▸ PROBLEM TO WORK ON:
Scan the data that follows and count the lines with the string "States"; answer with the count alone.

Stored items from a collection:
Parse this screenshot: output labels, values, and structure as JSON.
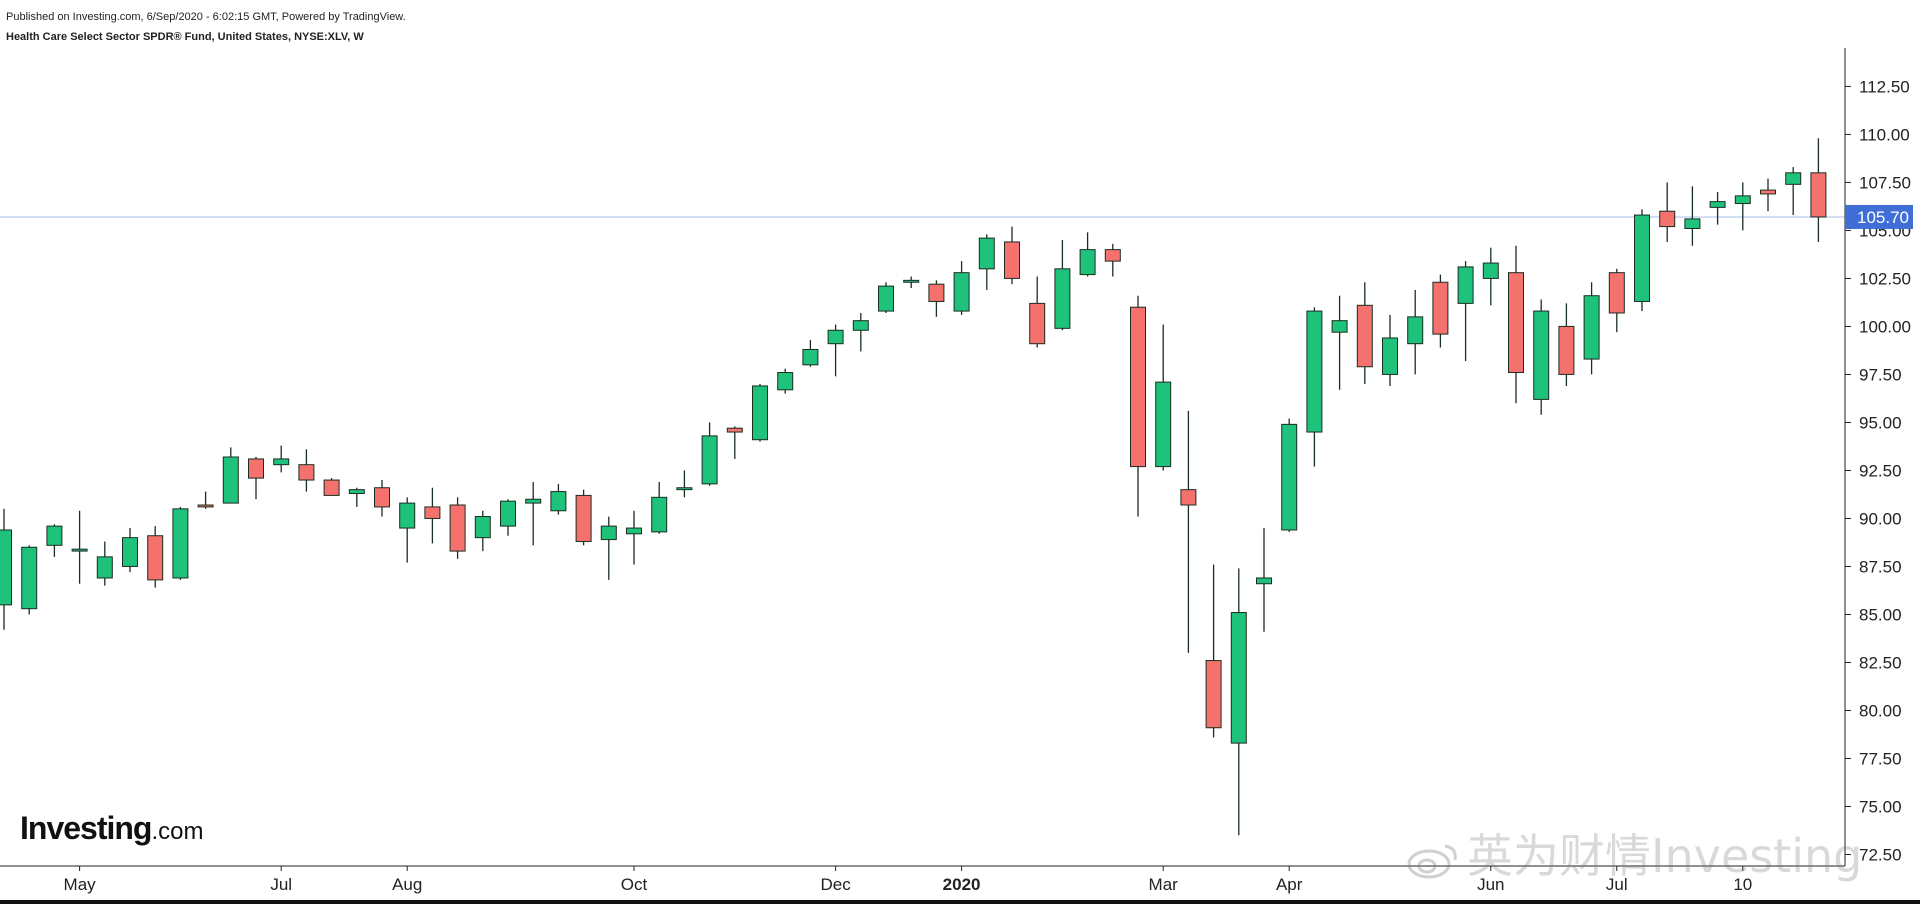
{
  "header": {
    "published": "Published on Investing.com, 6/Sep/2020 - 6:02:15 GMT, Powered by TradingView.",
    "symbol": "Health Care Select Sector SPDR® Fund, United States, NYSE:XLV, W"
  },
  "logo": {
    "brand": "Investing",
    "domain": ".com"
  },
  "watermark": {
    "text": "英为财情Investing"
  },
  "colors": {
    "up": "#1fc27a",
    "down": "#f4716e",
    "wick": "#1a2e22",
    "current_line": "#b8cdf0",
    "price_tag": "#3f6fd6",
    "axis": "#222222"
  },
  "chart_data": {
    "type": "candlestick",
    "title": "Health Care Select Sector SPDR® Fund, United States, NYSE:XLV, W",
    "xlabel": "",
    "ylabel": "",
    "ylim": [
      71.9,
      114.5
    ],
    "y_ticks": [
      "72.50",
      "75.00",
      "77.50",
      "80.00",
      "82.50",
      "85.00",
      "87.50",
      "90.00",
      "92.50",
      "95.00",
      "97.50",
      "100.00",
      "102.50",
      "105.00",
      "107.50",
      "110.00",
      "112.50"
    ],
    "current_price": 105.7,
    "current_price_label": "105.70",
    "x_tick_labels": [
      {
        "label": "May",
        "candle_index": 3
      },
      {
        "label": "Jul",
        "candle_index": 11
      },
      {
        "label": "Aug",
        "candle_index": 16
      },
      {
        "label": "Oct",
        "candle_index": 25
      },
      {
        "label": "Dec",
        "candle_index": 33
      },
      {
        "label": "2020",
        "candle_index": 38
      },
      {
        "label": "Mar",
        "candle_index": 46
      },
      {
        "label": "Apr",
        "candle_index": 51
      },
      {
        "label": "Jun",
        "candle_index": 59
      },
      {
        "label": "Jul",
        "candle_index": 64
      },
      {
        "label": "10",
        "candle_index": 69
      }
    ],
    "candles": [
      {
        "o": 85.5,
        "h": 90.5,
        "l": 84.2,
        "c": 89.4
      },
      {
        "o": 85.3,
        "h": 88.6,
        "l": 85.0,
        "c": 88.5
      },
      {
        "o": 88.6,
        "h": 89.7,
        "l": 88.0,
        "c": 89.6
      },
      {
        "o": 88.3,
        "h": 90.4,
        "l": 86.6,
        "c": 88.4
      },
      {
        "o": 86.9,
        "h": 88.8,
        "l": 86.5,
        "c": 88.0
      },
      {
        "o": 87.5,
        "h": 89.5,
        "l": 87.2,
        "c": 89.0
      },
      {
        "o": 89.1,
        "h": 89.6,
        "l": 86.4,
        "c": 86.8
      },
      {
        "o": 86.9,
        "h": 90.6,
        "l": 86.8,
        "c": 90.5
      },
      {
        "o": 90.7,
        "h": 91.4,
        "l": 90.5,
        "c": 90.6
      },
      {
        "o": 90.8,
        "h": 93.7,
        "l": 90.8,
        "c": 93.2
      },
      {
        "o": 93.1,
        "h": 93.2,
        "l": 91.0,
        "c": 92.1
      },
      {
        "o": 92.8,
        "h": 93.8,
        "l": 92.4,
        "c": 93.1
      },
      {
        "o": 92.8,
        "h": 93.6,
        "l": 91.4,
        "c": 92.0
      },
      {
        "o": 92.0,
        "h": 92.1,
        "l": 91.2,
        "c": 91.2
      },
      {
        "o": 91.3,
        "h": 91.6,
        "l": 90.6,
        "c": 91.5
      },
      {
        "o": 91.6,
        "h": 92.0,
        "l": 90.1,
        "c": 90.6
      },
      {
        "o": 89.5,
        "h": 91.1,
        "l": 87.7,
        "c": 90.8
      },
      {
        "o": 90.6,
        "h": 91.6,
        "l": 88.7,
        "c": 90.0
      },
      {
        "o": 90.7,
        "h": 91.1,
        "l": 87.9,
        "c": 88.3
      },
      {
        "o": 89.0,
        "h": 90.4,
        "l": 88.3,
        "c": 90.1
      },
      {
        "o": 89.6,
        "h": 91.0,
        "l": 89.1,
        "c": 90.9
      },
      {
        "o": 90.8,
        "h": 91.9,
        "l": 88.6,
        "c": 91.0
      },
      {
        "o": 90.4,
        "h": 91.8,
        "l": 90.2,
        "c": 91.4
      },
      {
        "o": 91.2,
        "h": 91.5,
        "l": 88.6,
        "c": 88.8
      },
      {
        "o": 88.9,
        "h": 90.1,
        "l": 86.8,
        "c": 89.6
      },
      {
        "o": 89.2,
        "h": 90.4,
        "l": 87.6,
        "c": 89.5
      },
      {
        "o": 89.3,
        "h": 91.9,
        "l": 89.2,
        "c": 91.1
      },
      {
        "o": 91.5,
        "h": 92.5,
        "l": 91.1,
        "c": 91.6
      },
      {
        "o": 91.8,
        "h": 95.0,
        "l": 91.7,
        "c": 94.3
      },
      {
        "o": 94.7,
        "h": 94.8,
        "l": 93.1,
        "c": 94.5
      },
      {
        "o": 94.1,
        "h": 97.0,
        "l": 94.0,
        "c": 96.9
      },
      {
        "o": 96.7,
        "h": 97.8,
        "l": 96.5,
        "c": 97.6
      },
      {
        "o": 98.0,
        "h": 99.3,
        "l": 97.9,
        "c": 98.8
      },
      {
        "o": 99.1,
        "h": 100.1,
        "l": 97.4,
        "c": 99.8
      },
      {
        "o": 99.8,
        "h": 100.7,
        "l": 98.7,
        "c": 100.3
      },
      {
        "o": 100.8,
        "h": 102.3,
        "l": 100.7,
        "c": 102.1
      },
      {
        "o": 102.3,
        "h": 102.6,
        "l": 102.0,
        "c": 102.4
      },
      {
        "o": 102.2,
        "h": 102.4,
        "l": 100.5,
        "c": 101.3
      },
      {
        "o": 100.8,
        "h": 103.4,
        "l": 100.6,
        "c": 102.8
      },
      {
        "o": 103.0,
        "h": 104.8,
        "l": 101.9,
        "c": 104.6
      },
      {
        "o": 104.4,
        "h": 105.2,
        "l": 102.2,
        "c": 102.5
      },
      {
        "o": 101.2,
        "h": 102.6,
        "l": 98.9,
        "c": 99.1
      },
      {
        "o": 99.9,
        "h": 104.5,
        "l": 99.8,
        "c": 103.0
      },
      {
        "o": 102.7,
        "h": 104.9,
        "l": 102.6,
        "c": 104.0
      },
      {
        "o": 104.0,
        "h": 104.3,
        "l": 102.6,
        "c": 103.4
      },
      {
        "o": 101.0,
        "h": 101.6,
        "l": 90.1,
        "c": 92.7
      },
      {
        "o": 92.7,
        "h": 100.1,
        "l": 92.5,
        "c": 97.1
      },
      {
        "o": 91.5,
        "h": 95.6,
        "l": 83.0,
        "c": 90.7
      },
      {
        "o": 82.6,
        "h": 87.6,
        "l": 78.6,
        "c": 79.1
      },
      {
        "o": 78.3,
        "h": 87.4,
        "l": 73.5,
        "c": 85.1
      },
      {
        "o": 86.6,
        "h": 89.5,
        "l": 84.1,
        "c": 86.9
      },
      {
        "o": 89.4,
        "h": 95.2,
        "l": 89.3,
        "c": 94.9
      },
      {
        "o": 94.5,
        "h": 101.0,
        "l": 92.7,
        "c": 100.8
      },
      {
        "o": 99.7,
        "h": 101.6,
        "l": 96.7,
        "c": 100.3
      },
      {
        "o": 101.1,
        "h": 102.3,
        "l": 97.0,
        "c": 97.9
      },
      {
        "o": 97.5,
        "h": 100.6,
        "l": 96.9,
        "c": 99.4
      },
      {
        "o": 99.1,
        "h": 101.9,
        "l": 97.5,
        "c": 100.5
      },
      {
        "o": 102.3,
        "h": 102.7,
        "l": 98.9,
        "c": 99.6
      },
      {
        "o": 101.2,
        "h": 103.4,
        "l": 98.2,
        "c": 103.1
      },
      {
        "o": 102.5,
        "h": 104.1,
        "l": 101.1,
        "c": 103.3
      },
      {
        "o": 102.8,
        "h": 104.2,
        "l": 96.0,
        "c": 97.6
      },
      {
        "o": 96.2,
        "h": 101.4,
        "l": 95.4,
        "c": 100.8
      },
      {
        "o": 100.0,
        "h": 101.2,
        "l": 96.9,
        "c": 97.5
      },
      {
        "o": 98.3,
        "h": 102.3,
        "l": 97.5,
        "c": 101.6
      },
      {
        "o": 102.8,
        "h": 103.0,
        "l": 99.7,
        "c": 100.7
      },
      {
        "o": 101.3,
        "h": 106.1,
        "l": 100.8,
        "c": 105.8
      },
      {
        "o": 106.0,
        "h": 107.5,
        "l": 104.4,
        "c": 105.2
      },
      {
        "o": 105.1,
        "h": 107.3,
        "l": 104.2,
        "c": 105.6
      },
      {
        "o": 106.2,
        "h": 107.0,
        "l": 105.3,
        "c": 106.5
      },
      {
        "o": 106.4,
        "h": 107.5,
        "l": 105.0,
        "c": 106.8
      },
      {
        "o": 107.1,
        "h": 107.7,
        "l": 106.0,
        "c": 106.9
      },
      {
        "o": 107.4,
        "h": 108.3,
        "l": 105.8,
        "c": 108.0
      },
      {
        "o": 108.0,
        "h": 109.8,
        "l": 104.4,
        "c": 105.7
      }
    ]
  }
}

▸ WRITTEN REPLY:
2